◆ Challenge
Go through the material and pull out every line with the string "DELTAH" in it.

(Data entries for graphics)
>>>

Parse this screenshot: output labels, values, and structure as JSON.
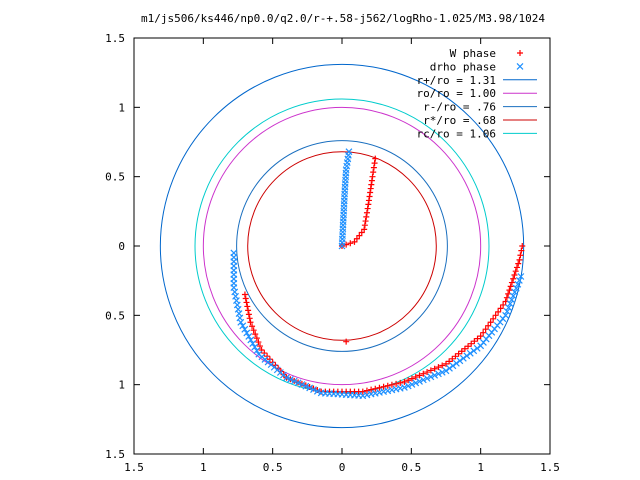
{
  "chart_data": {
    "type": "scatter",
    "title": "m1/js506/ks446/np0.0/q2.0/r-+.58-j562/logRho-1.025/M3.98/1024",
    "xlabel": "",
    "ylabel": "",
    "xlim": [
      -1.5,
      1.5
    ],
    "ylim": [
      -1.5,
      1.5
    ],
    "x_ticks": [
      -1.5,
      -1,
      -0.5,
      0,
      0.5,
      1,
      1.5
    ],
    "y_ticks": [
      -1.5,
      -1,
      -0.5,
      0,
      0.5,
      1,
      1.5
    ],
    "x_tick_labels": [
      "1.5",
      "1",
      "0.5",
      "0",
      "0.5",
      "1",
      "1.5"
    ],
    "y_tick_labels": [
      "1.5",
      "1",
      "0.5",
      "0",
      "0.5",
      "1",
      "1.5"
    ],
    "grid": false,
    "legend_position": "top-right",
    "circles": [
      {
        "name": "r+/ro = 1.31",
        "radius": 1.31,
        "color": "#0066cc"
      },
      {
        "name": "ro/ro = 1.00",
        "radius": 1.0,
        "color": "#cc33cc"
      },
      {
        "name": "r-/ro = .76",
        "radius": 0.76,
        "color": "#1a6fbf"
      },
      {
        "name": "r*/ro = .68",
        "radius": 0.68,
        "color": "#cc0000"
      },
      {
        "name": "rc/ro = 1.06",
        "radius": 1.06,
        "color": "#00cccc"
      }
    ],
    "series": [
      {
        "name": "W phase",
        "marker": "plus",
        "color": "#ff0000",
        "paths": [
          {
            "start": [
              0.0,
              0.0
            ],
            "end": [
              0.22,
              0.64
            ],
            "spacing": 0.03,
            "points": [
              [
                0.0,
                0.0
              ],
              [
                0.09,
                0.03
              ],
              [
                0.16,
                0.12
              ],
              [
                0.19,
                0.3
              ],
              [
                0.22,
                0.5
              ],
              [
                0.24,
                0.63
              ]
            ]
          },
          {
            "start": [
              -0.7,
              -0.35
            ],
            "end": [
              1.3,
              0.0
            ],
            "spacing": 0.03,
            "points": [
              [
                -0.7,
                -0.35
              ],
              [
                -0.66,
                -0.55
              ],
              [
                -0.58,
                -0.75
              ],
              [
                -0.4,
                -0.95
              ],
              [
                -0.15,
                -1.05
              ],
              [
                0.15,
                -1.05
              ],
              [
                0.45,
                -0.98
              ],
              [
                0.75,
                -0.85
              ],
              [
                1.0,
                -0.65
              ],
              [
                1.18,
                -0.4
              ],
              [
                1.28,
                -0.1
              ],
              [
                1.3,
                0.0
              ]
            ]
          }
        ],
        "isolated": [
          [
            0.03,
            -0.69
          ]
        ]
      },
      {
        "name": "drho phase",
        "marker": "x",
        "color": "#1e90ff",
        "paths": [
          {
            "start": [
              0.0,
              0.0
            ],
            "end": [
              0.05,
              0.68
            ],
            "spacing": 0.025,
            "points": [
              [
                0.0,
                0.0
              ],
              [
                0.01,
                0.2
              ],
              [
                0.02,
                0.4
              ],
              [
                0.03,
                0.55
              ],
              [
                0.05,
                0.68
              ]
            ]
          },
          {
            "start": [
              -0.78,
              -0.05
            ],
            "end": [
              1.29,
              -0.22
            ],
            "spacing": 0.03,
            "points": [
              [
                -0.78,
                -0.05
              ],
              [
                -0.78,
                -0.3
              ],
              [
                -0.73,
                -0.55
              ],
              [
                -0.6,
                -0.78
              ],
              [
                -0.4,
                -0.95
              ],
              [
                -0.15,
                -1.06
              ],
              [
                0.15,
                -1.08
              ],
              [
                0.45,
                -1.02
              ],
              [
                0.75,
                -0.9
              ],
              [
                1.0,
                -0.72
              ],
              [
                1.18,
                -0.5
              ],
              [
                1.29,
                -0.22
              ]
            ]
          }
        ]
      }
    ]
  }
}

<<<
>>>

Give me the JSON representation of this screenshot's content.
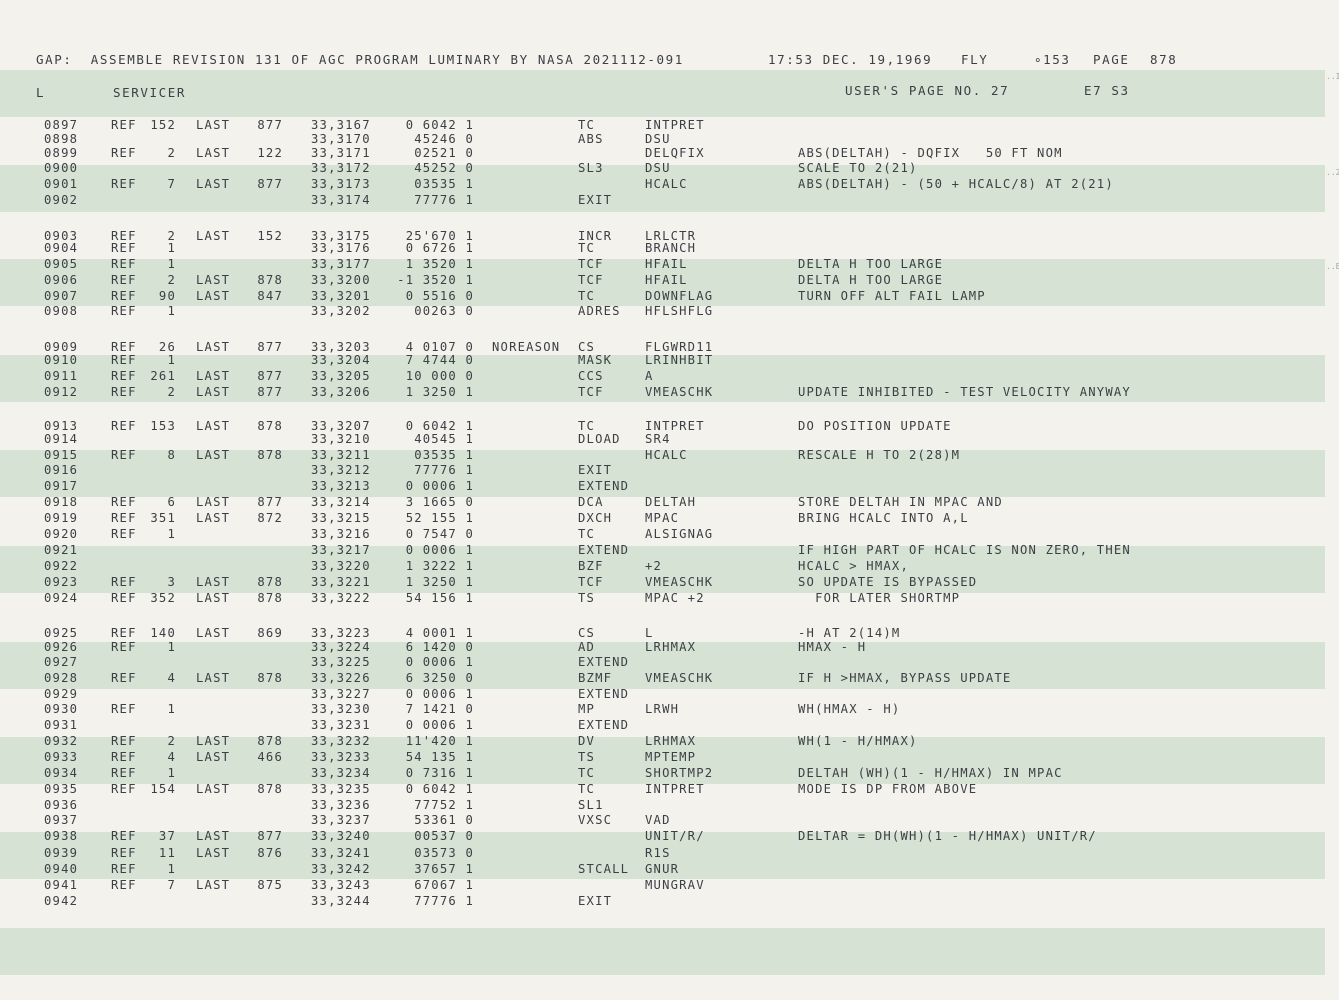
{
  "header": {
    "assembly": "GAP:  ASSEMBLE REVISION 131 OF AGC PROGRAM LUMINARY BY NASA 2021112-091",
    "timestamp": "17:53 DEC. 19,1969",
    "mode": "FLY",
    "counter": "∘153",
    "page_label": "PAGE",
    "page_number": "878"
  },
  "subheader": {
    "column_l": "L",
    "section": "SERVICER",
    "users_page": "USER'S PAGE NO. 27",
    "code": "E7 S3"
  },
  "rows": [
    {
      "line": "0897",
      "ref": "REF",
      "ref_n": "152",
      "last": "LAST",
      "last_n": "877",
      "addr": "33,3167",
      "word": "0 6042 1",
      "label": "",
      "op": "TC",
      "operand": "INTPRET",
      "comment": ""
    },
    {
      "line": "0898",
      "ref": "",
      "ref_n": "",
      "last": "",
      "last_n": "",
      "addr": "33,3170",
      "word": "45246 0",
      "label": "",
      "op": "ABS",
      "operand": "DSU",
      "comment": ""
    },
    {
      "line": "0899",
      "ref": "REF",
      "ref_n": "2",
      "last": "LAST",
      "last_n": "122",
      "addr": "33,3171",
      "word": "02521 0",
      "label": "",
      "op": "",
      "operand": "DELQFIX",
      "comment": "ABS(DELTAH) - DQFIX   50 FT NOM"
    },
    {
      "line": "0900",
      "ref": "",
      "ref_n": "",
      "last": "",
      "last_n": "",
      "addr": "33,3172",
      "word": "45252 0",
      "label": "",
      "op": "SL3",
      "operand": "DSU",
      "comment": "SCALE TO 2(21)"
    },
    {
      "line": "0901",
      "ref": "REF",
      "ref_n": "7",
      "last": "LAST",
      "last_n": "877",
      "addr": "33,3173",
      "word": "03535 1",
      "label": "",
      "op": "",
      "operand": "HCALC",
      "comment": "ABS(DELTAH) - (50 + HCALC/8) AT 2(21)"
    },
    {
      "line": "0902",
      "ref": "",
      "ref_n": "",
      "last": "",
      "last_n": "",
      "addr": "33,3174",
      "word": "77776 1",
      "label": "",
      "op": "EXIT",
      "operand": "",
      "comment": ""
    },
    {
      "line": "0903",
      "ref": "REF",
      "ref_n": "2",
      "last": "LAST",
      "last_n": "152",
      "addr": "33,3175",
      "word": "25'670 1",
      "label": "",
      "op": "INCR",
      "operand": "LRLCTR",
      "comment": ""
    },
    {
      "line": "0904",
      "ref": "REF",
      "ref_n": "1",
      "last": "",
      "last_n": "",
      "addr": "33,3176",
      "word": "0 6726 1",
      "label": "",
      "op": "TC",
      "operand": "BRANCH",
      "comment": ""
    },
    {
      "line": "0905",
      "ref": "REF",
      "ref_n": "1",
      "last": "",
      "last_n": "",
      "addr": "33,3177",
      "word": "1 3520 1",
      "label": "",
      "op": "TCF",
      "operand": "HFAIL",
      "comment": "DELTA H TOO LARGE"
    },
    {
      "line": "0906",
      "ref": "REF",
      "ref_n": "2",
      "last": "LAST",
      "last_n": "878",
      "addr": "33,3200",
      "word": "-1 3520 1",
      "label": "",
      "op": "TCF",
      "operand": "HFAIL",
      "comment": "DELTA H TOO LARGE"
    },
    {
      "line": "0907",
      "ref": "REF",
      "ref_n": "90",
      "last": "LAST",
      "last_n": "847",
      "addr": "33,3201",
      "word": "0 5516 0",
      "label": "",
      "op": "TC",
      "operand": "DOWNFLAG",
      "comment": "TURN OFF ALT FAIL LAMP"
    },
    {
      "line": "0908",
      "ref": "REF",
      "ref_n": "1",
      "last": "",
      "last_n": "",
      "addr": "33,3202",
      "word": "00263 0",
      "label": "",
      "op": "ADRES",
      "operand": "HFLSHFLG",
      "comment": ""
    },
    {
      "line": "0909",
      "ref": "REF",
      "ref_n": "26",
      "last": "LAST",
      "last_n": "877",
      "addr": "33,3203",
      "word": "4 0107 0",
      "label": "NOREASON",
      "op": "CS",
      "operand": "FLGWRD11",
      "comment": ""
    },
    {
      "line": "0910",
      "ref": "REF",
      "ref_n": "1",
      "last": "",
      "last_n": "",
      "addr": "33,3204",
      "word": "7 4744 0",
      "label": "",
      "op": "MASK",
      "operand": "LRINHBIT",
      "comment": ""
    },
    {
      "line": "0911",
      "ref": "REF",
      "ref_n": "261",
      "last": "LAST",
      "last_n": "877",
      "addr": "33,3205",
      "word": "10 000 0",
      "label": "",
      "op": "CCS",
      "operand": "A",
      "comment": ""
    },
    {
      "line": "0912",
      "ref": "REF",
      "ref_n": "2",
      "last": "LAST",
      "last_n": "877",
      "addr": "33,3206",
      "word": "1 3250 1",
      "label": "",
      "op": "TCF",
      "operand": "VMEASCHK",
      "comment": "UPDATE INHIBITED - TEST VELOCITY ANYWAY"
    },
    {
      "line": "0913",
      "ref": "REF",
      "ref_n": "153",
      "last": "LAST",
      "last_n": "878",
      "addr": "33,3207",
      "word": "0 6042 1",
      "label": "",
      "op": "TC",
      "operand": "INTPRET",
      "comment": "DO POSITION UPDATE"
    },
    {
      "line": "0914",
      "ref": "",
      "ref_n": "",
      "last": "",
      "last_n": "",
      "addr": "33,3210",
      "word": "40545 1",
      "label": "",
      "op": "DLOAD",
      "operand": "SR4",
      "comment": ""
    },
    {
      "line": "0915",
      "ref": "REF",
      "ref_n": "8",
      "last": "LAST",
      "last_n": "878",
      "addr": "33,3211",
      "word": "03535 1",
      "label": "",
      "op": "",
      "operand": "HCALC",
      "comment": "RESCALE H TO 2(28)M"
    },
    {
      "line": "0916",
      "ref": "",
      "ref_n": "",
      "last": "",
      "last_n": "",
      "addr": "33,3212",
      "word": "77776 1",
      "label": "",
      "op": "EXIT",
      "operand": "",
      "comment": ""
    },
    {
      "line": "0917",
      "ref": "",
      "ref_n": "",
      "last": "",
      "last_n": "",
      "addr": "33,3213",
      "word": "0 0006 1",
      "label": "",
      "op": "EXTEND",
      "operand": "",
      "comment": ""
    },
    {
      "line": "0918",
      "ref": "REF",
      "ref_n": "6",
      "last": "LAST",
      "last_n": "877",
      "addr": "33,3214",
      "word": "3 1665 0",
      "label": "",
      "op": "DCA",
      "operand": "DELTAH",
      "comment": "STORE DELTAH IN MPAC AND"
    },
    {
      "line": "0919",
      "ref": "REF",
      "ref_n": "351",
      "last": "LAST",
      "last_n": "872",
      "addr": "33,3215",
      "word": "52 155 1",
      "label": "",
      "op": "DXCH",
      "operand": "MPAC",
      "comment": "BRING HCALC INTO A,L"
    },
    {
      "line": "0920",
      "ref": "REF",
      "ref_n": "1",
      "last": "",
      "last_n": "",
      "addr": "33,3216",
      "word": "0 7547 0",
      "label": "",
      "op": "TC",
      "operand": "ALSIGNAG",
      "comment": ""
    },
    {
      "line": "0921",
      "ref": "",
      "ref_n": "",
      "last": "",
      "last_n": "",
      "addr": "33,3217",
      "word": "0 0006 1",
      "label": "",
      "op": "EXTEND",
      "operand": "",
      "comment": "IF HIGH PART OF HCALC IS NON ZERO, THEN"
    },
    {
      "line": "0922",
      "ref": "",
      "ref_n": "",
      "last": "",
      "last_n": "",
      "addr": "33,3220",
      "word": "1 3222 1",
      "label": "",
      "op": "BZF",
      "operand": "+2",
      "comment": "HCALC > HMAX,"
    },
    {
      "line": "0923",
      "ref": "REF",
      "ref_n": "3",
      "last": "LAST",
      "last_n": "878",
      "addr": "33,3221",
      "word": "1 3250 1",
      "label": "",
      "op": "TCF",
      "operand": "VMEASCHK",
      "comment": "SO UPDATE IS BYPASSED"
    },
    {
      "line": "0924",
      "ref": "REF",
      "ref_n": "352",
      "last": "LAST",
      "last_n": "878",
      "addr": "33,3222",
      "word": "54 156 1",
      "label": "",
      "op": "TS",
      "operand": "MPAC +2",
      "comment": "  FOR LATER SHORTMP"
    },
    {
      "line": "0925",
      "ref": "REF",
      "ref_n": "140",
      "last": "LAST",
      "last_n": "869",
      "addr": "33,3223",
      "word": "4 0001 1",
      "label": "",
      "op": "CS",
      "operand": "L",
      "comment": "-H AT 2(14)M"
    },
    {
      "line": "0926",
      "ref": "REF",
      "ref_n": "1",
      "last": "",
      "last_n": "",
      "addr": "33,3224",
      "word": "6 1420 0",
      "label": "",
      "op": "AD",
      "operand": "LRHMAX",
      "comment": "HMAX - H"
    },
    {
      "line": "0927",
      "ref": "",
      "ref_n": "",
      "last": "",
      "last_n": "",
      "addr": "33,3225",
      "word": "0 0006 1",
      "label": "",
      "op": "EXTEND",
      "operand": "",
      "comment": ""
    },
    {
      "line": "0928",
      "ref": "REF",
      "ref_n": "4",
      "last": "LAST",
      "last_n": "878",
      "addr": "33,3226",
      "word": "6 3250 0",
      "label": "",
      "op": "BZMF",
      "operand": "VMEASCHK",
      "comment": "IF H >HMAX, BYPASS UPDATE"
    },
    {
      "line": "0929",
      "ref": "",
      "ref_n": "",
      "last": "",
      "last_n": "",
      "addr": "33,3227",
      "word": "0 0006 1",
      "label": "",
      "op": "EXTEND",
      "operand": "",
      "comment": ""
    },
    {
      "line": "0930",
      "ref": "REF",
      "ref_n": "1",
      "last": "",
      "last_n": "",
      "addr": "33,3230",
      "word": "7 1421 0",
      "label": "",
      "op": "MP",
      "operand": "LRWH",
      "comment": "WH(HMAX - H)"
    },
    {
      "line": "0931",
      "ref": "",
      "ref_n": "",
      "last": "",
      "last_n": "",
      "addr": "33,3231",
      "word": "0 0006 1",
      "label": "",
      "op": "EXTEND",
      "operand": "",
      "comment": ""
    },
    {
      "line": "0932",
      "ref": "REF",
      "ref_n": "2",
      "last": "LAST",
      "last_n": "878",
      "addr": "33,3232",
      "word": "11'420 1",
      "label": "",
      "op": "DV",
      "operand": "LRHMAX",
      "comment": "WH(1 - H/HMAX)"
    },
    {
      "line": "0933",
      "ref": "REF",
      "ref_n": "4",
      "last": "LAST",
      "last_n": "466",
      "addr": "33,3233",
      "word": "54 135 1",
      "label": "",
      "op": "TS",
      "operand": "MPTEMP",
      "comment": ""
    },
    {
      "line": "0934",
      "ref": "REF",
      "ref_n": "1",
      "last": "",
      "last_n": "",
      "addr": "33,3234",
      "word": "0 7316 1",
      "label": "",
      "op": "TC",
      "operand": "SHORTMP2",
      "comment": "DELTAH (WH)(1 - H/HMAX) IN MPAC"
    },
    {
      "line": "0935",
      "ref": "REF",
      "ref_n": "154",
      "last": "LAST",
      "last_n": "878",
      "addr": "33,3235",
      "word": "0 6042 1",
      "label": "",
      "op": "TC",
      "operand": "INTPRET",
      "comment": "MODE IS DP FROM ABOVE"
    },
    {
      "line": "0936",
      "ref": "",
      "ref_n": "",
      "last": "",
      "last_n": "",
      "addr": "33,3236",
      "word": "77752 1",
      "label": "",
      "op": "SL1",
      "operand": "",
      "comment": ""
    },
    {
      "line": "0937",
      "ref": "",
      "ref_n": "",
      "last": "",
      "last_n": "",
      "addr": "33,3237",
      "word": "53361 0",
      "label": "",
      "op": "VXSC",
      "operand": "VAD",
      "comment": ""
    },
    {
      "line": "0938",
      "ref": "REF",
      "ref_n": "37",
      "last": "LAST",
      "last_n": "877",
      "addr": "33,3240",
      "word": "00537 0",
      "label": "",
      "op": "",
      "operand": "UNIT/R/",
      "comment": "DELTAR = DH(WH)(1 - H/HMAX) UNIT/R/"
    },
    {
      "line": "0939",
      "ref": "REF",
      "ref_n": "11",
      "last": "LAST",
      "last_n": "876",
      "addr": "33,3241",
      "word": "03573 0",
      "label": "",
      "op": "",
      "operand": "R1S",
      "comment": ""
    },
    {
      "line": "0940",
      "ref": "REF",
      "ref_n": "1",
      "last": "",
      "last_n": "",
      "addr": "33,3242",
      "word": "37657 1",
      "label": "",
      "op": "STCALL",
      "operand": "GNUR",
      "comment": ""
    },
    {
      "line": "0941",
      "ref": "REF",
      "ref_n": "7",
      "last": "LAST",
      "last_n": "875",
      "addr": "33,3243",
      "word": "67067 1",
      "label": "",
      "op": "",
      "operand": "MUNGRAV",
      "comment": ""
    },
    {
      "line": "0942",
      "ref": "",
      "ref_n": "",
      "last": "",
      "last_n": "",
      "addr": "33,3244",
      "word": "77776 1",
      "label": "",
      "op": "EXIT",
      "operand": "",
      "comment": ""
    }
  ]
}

<<<

◆ Result of this exercise
      "comment": "ABS(DELTAH) - DQFIX   50 FT NOM"
      "comment": "ABS(DELTAH) - (50 + HCALC/8) AT 2(21)"
      "operand": "DELTAH",
      "comment": "STORE DELTAH IN MPAC AND"
      "comment": "DELTAH (WH)(1 - H/HMAX) IN MPAC"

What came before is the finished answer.